[TASK OBJECTIVE] List each line of the data that holds the string "ABCD".

[MATERIAL FOR THIS EXERCISE]
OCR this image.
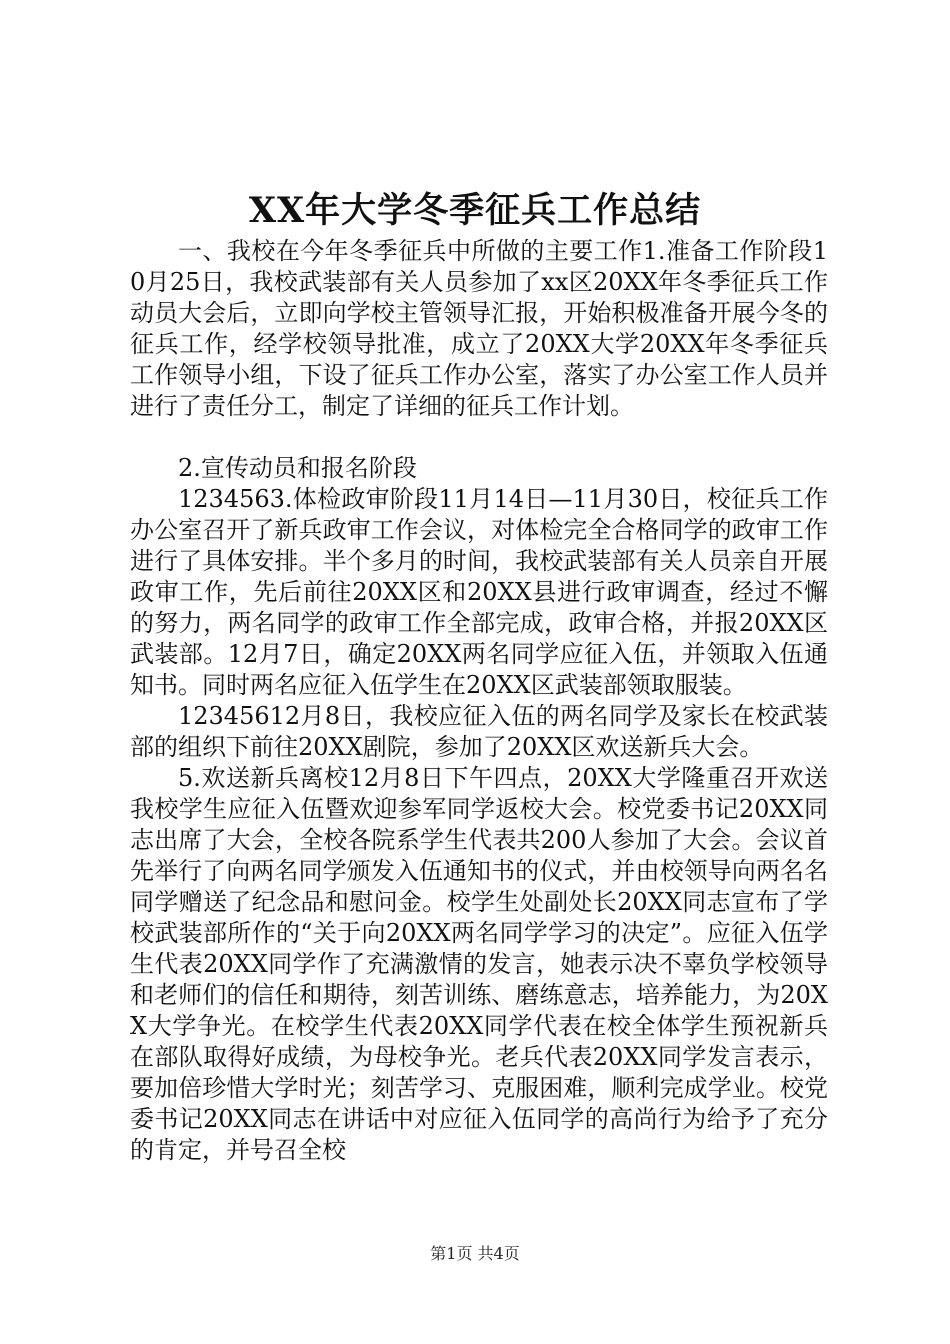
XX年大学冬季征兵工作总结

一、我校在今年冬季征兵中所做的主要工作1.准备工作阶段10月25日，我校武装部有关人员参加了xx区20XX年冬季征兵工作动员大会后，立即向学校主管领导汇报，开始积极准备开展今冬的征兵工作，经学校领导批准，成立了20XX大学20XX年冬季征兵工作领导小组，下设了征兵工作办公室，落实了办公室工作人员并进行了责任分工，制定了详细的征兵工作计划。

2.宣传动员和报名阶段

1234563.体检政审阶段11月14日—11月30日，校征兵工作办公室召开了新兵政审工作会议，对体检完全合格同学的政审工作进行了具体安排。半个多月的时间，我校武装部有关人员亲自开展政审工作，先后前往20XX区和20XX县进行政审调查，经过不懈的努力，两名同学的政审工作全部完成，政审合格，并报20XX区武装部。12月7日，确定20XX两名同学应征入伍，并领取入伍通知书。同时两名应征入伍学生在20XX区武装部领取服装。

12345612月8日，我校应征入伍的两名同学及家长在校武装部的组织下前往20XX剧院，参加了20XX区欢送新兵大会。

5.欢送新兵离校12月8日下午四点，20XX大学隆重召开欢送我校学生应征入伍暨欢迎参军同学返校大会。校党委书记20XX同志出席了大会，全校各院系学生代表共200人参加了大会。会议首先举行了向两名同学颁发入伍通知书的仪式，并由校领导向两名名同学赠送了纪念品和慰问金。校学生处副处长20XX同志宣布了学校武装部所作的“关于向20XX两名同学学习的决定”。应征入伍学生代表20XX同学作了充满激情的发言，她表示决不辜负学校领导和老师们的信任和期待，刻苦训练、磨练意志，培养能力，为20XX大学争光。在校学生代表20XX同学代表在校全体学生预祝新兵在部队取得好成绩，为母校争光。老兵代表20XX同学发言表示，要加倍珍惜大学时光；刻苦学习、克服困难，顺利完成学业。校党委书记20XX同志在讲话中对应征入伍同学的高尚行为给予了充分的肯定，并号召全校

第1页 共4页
--
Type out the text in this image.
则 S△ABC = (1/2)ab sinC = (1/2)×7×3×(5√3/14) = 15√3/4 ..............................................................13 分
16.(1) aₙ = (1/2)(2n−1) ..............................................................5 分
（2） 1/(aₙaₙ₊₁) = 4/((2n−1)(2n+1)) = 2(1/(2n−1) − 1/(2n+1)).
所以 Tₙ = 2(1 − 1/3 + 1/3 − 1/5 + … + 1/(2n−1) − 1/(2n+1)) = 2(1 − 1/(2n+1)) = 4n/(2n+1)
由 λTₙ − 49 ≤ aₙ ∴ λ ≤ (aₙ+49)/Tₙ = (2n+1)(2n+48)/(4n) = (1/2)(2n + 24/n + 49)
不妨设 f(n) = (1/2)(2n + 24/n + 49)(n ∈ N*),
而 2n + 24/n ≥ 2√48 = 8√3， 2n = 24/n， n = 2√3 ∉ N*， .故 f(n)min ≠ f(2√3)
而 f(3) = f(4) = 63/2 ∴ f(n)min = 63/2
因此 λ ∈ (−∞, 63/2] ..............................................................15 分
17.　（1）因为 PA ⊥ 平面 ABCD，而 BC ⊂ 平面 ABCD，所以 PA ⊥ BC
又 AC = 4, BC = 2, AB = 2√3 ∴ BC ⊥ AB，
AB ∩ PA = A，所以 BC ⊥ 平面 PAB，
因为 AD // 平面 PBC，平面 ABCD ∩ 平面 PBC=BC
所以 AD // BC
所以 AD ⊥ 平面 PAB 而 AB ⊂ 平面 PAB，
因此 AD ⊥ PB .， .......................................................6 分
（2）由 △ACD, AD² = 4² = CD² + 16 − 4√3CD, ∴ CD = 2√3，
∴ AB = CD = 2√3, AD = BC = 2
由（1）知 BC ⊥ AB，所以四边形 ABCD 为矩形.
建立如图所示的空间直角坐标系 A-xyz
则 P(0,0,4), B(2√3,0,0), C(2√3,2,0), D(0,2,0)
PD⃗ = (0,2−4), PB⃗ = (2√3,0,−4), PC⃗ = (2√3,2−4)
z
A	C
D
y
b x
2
* * *
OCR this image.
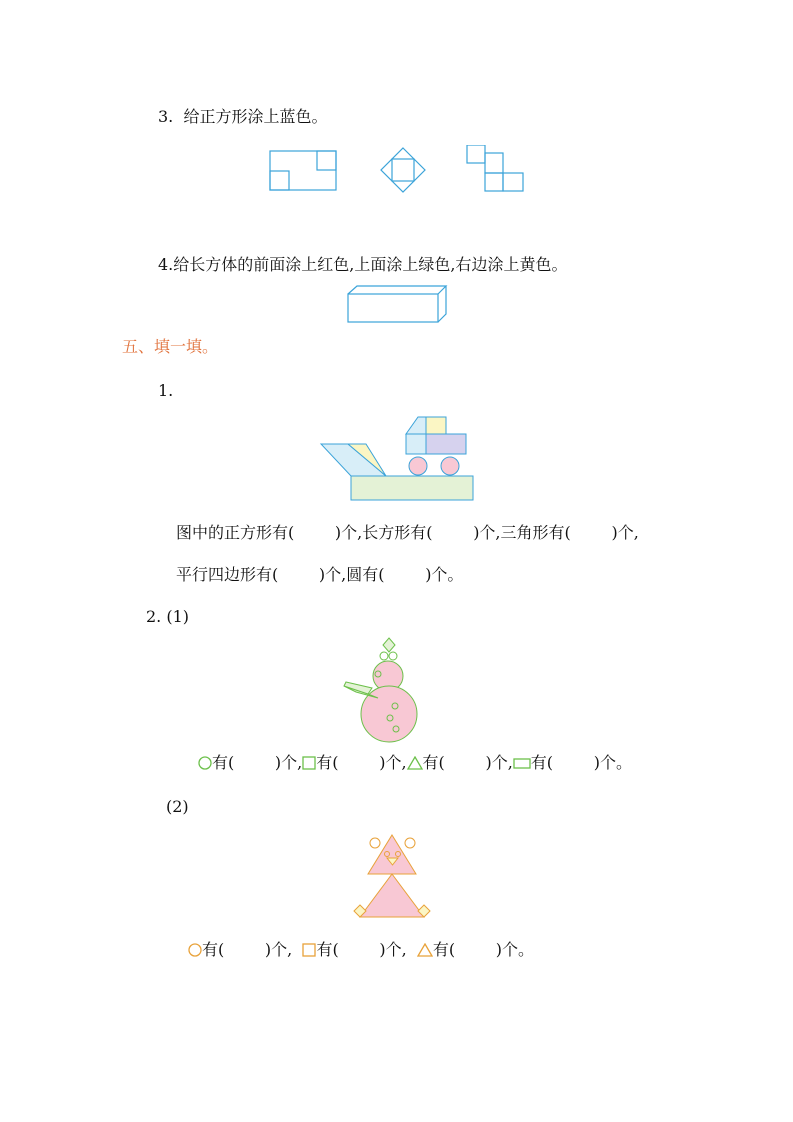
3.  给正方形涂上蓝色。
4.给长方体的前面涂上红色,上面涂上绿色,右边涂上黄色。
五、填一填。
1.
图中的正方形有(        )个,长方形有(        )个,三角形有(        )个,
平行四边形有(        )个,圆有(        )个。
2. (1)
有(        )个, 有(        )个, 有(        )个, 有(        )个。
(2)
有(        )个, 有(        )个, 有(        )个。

[EXERCISE RESULT]
17.　（1）因为 PA ⊥ 平面 ABCD，而 BC ⊂ 平面 ABCD，所以 PA ⊥ BC
因为 AD // 平面 PBC，平面 ABCD ∩ 平面 PBC=BC
由（1）知 BC ⊥ AB，所以四边形 ABCD 为矩形.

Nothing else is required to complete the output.